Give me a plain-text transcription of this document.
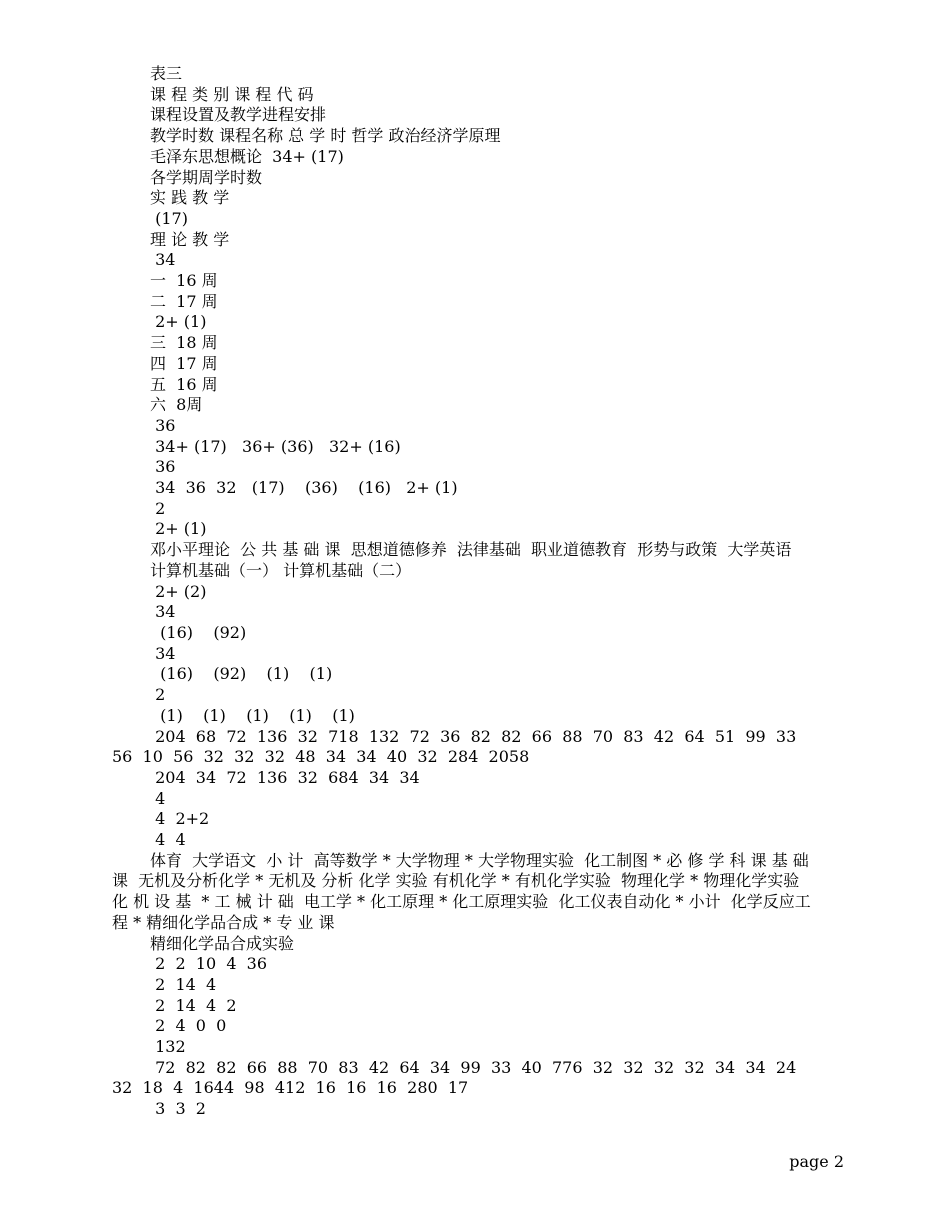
表三

课 程 类 别 课 程 代 码

课程设置及教学进程安排

教学时数 课程名称 总 学 时 哲学 政治经济学原理

毛泽东思想概论  34+ (17)

各学期周学时数

实 践 教 学

(17)

理 论 教 学

34

一  16 周

二  17 周

2+ (1)

三  18 周

四  17 周

五  16 周

六  8周

36

34+ (17)   36+ (36)   32+ (16)

36

34  36  32   (17)    (36)    (16)   2+ (1)

2

2+ (1)

邓小平理论  公 共 基 础 课  思想道德修养  法律基础  职业道德教育  形势与政策  大学英语

计算机基础（一） 计算机基础（二）

2+ (2)

34

(16)    (92)

34

(16)    (92)    (1)    (1)

2

(1)    (1)    (1)    (1)    (1)

204  68  72  136  32  718  132  72  36  82  82  66  88  70  83  42  64  51  99  33  56  10  56  32  32  32  48  34  34  40  32  284  2058

204  34  72  136  32  684  34  34

4

4  2+2

4  4

体育  大学语文  小 计  高等数学 * 大学物理 * 大学物理实验  化工制图 * 必 修 学 科 课 基 础 课  无机及分析化学 * 无机及 分析 化学 实验 有机化学 * 有机化学实验  物理化学 * 物理化学实验  化 机 设 基  * 工 械 计 础  电工学 * 化工原理 * 化工原理实验  化工仪表自动化 * 小计  化学反应工程 * 精细化学品合成 * 专 业 课

精细化学品合成实验

2  2  10  4  36

2  14  4

2  14  4  2

2  4  0  0

132

72  82  82  66  88  70  83  42  64  34  99  33  40  776  32  32  32  32  34  34  24  32  18  4  1644  98  412  16  16  16  280  17

3  3  2

page 2
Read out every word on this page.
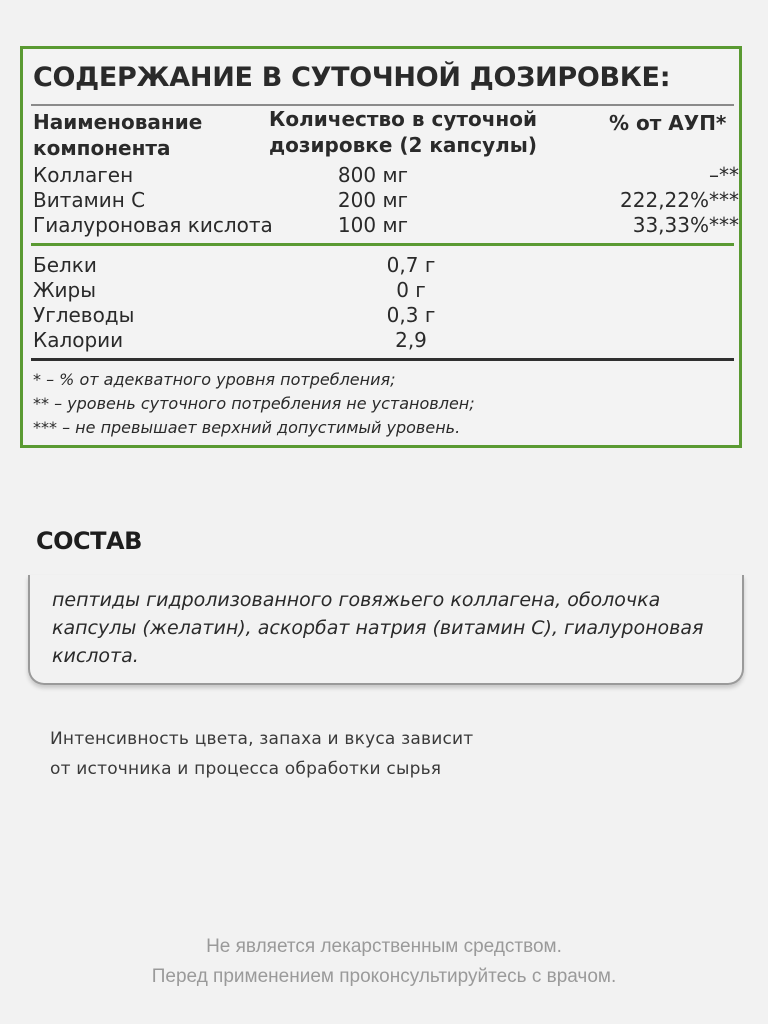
СОДЕРЖАНИЕ В СУТОЧНОЙ ДОЗИРОВКЕ:
Наименование
компонента
Количество в суточной
дозировке (2 капсулы)
% от АУП*
Коллаген	800 мг	–**
Витамин С	200 мг	222,22%***
Гиалуроновая кислота	100 мг	33,33%***
Белки	0,7 г
Жиры	0 г
Углеводы	0,3 г
Калории	2,9
* – % от адекватного уровня потребления;
** – уровень суточного потребления не установлен;
*** – не превышает верхний допустимый уровень.
СОСТАВ
пептиды гидролизованного говяжьего коллагена, оболочка капсулы (желатин), аскорбат натрия (витамин С), гиалуроновая кислота.
Интенсивность цвета, запаха и вкуса зависит
от источника и процесса обработки сырья
Не является лекарственным средством.
Перед применением проконсультируйтесь с врачом.
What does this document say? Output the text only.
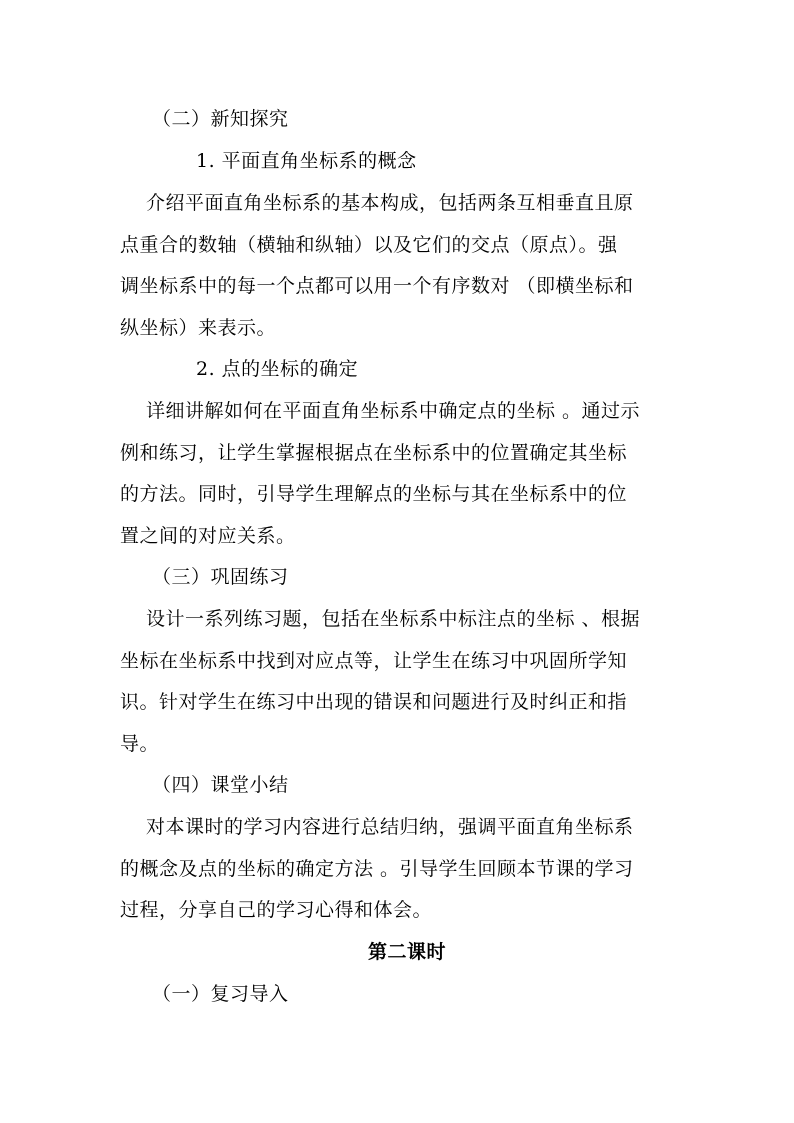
（二）新知探究
1. 平面直角坐标系的概念
介绍平面直角坐标系的基本构成，包括两条互相垂直且原
点重合的数轴（横轴和纵轴）以及它们的交点（原点）。强
调坐标系中的每一个点都可以用一个有序数对 （即横坐标和
纵坐标）来表示。
2. 点的坐标的确定
详细讲解如何在平面直角坐标系中确定点的坐标 。通过示
例和练习，让学生掌握根据点在坐标系中的位置确定其坐标
的方法。同时，引导学生理解点的坐标与其在坐标系中的位
置之间的对应关系。
（三）巩固练习
设计一系列练习题，包括在坐标系中标注点的坐标 、根据
坐标在坐标系中找到对应点等，让学生在练习中巩固所学知
识。针对学生在练习中出现的错误和问题进行及时纠正和指
导。
（四）课堂小结
对本课时的学习内容进行总结归纳，强调平面直角坐标系
的概念及点的坐标的确定方法 。引导学生回顾本节课的学习
过程，分享自己的学习心得和体会。
第二课时
（一）复习导入
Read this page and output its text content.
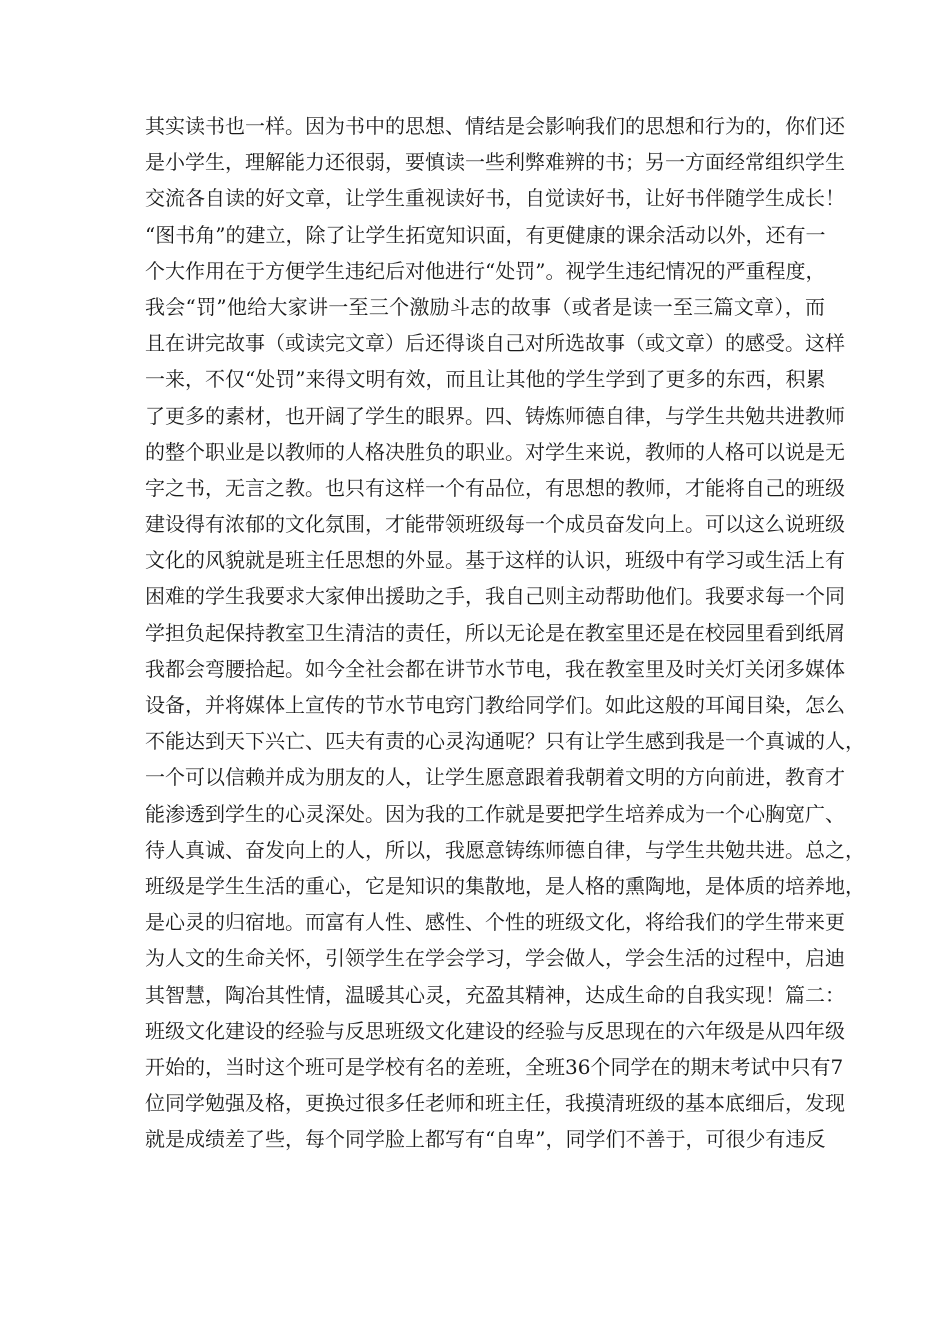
其实读书也一样。因为书中的思想、情结是会影响我们的思想和行为的，你们还
是小学生，理解能力还很弱，要慎读一些利弊难辨的书；另一方面经常组织学生
交流各自读的好文章，让学生重视读好书，自觉读好书，让好书伴随学生成长！
“图书角”的建立，除了让学生拓宽知识面，有更健康的课余活动以外，还有一
个大作用在于方便学生违纪后对他进行“处罚”。视学生违纪情况的严重程度，
我会“罚”他给大家讲一至三个激励斗志的故事（或者是读一至三篇文章），而
且在讲完故事（或读完文章）后还得谈自己对所选故事（或文章）的感受。这样
一来，不仅“处罚”来得文明有效，而且让其他的学生学到了更多的东西，积累
了更多的素材，也开阔了学生的眼界。四、铸炼师德自律，与学生共勉共进教师
的整个职业是以教师的人格决胜负的职业。对学生来说，教师的人格可以说是无
字之书，无言之教。也只有这样一个有品位，有思想的教师，才能将自己的班级
建设得有浓郁的文化氛围，才能带领班级每一个成员奋发向上。可以这么说班级
文化的风貌就是班主任思想的外显。基于这样的认识，班级中有学习或生活上有
困难的学生我要求大家伸出援助之手，我自己则主动帮助他们。我要求每一个同
学担负起保持教室卫生清洁的责任，所以无论是在教室里还是在校园里看到纸屑
我都会弯腰拾起。如今全社会都在讲节水节电，我在教室里及时关灯关闭多媒体
设备，并将媒体上宣传的节水节电窍门教给同学们。如此这般的耳闻目染，怎么
不能达到天下兴亡、匹夫有责的心灵沟通呢？只有让学生感到我是一个真诚的人，
一个可以信赖并成为朋友的人，让学生愿意跟着我朝着文明的方向前进，教育才
能渗透到学生的心灵深处。因为我的工作就是要把学生培养成为一个心胸宽广、
待人真诚、奋发向上的人，所以，我愿意铸练师德自律，与学生共勉共进。总之，
班级是学生生活的重心，它是知识的集散地，是人格的熏陶地，是体质的培养地，
是心灵的归宿地。而富有人性、感性、个性的班级文化，将给我们的学生带来更
为人文的生命关怀，引领学生在学会学习，学会做人，学会生活的过程中，启迪
其智慧，陶冶其性情，温暖其心灵，充盈其精神，达成生命的自我实现！篇二：
班级文化建设的经验与反思班级文化建设的经验与反思现在的六年级是从四年级
开始的，当时这个班可是学校有名的差班，全班36个同学在的期末考试中只有7
位同学勉强及格，更换过很多任老师和班主任，我摸清班级的基本底细后，发现
就是成绩差了些，每个同学脸上都写有“自卑”，同学们不善于，可很少有违反
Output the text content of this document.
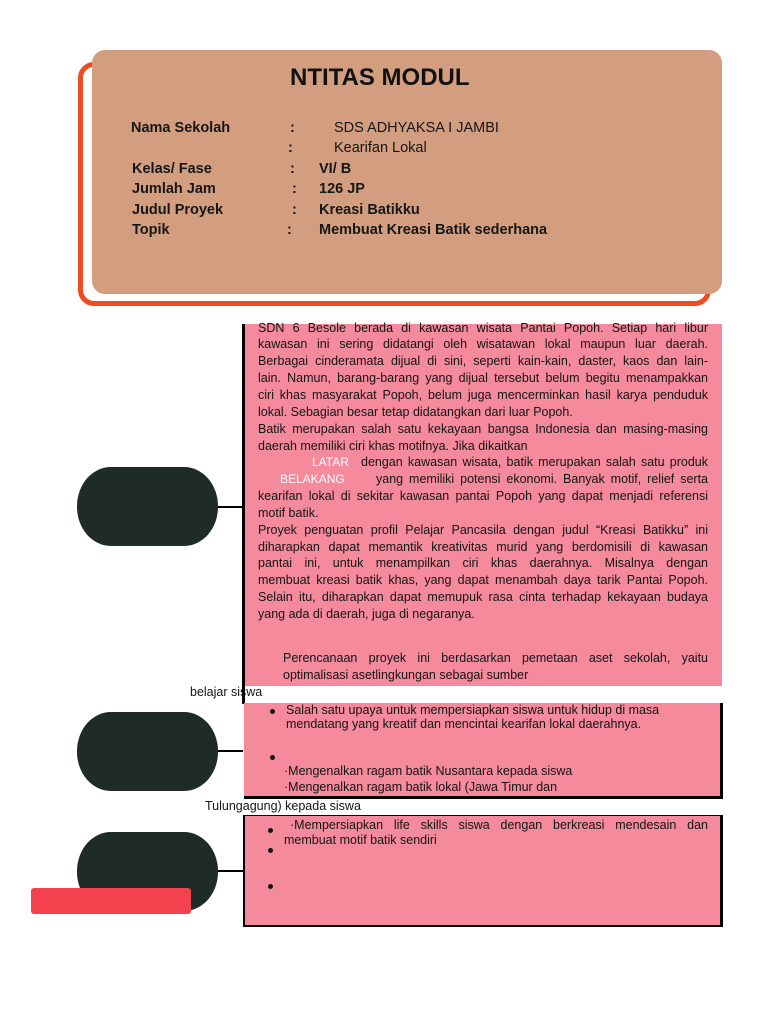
NTITAS MODUL
Nama Sekolah	:	SDS ADHYAKSA I JAMBI
:	Kearifan Lokal
Kelas/ Fase	: VI/ B
Jumlah Jam	: 126 JP
Judul Proyek	: Kreasi Batikku
Topik	: Membuat Kreasi Batik sederhana
SDN 6 Besole berada di kawasan wisata Pantai Popoh. Setiap hari libur
kawasan ini sering didatangi oleh wisatawan lokal maupun luar daerah.
Berbagai cinderamata dijual di sini, seperti kain-kain, daster, kaos dan lain-
lain. Namun, barang-barang yang dijual tersebut belum begitu menampakkan
ciri khas masyarakat Popoh, belum juga mencerminkan hasil karya penduduk
lokal. Sebagian besar tetap didatangkan dari luar Popoh.
Batik merupakan salah satu kekayaan bangsa Indonesia dan masing-masing
daerah memiliki ciri khas motifnya. Jika dikaitkan
LATAR dengan kawasan wisata, batik merupakan salah satu produk
BELAKANG	yang memiliki potensi ekonomi. Banyak motif, relief serta
kearifan lokal di sekitar kawasan pantai Popoh yang dapat menjadi referensi
motif batik.
Proyek penguatan profil Pelajar Pancasila dengan judul “Kreasi Batikku” ini
diharapkan dapat memantik kreativitas murid yang berdomisili di kawasan
pantai ini, untuk menampilkan ciri khas daerahnya. Misalnya dengan
membuat kreasi batik khas, yang dapat menambah daya tarik Pantai Popoh.
Selain itu, diharapkan dapat memupuk rasa cinta terhadap kekayaan budaya
yang ada di daerah, juga di negaranya.
Perencanaan proyek ini berdasarkan pemetaan aset sekolah, yaitu
optimalisasi asetlingkungan sebagai sumber
belajar siswa
Salah satu upaya untuk mempersiapkan siswa untuk hidup di masa
mendatang yang kreatif dan mencintai kearifan lokal daerahnya.
·Mengenalkan ragam batik Nusantara kepada siswa
·Mengenalkan ragam batik lokal (Jawa Timur dan
Tulungagung) kepada siswa
·Mempersiapkan life skills siswa dengan berkreasi mendesain dan
membuat motif batik sendiri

####

#### [What is required]
In the entries above, locate every line with the word "dijual" and copy it.

#### [Finished exercise]
Berbagai cinderamata dijual di sini, seperti kain-kain, daster, kaos dan lain-
lain. Namun, barang-barang yang dijual tersebut belum begitu menampakkan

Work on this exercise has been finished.